EXERCISE MATERIAL

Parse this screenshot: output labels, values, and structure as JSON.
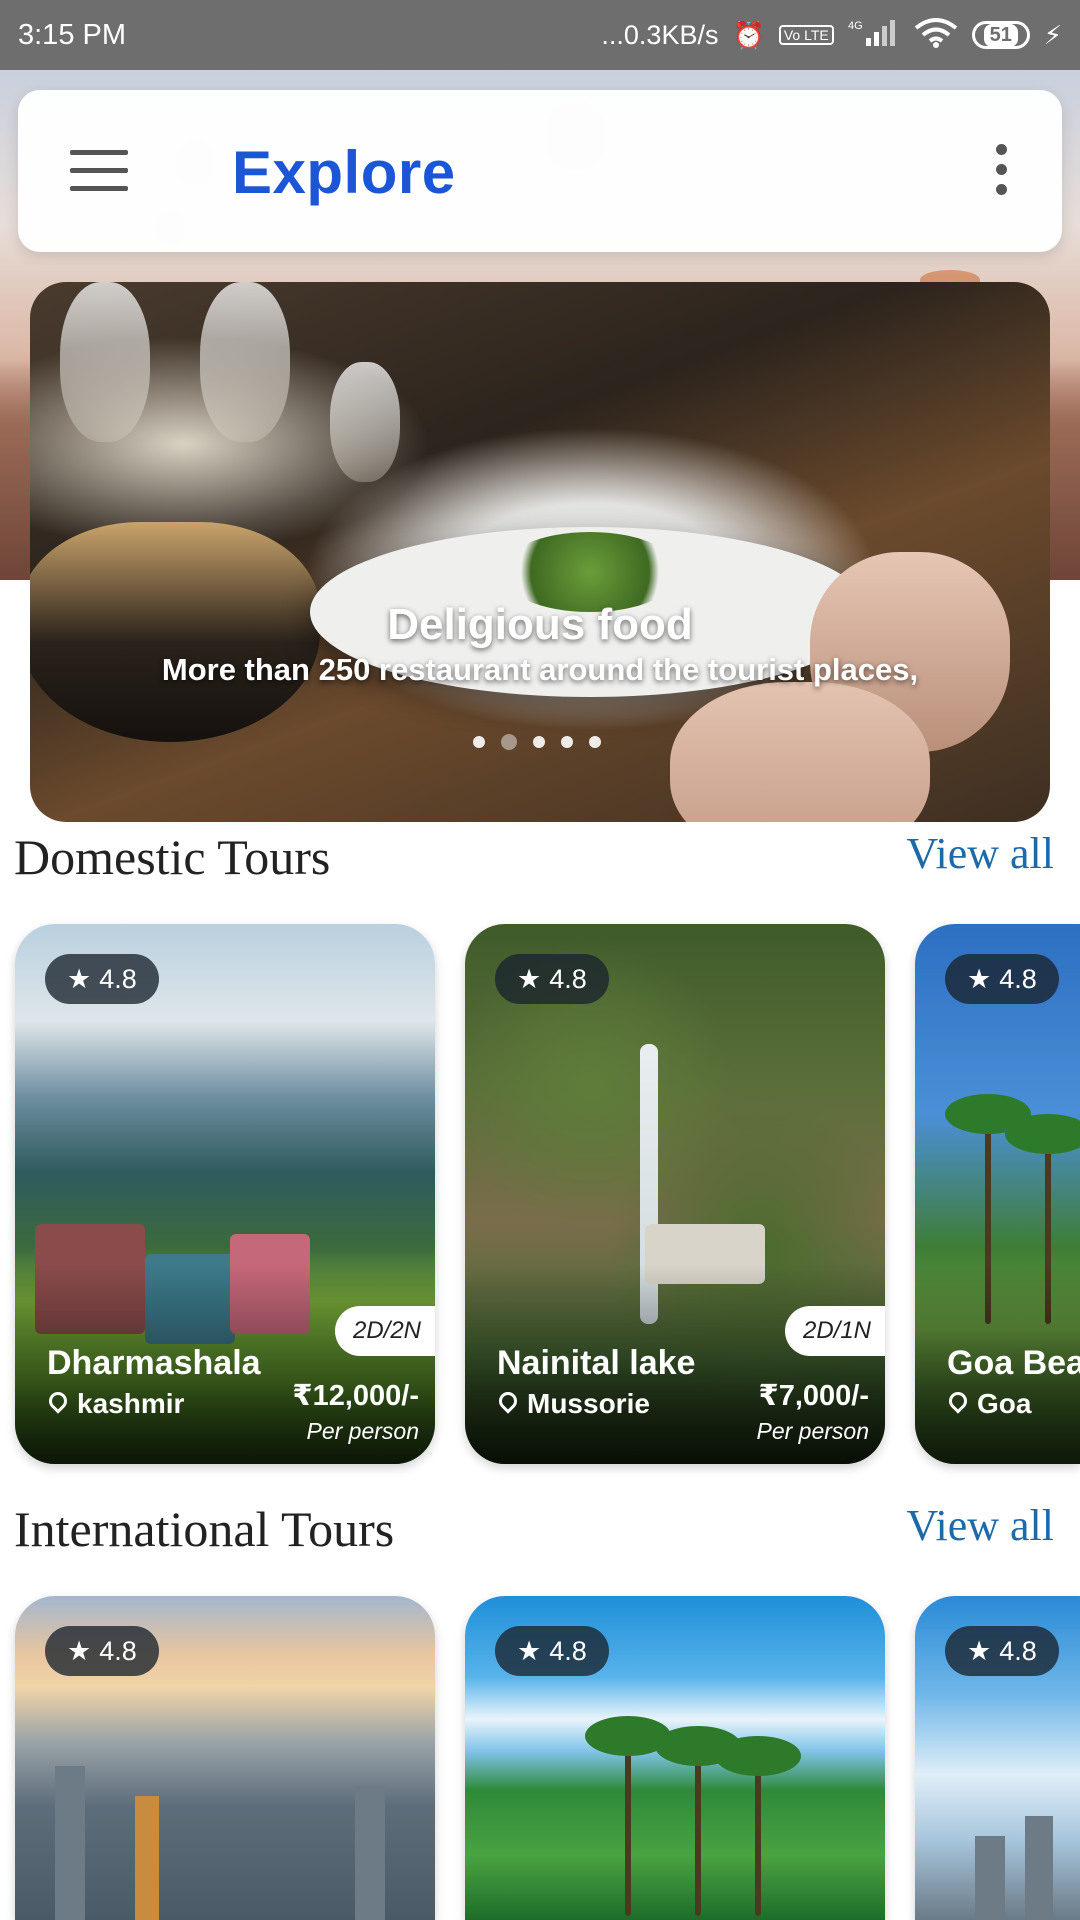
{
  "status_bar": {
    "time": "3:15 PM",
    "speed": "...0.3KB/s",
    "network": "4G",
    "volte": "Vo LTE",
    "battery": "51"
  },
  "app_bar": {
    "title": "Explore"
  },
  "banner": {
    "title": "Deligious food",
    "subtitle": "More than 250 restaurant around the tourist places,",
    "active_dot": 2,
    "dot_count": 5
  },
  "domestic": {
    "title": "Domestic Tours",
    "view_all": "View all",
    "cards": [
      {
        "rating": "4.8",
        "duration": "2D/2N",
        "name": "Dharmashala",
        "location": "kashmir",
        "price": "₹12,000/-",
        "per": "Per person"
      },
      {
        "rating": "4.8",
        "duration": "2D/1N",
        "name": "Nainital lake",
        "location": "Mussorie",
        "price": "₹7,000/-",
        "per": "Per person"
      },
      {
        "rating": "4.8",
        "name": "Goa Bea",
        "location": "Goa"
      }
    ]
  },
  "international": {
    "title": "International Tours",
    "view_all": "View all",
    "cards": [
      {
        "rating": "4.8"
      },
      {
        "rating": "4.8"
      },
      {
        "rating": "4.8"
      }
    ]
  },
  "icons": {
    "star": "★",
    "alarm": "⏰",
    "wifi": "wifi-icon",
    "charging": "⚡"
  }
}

SHORT EXERCISE
Copy the listing exactly. Any image in it stays out of the copy.

ANSWER TO THE PROBLEM
Parse this screenshot: output labels, values, and structure as JSON.
{
  "status_bar": {
    "time": "3:15 PM",
    "speed": "...0.3KB/s",
    "network": "4G",
    "volte": "Vo LTE",
    "battery": "51"
  },
  "app_bar": {
    "title": "Explore"
  },
  "banner": {
    "title": "Deligious food",
    "subtitle": "More than 250 restaurant around the tourist places,",
    "active_dot": 2,
    "dot_count": 5
  },
  "domestic": {
    "title": "Domestic Tours",
    "view_all": "View all",
    "cards": [
      {
        "rating": "4.8",
        "duration": "2D/2N",
        "name": "Dharmashala",
        "location": "kashmir",
        "price": "₹12,000/-",
        "per": "Per person"
      },
      {
        "rating": "4.8",
        "duration": "2D/1N",
        "name": "Nainital lake",
        "location": "Mussorie",
        "price": "₹7,000/-",
        "per": "Per person"
      },
      {
        "rating": "4.8",
        "name": "Goa Bea",
        "location": "Goa"
      }
    ]
  },
  "international": {
    "title": "International Tours",
    "view_all": "View all",
    "cards": [
      {
        "rating": "4.8"
      },
      {
        "rating": "4.8"
      },
      {
        "rating": "4.8"
      }
    ]
  },
  "icons": {
    "star": "★",
    "alarm": "⏰",
    "wifi": "wifi-icon",
    "charging": "⚡"
  }
}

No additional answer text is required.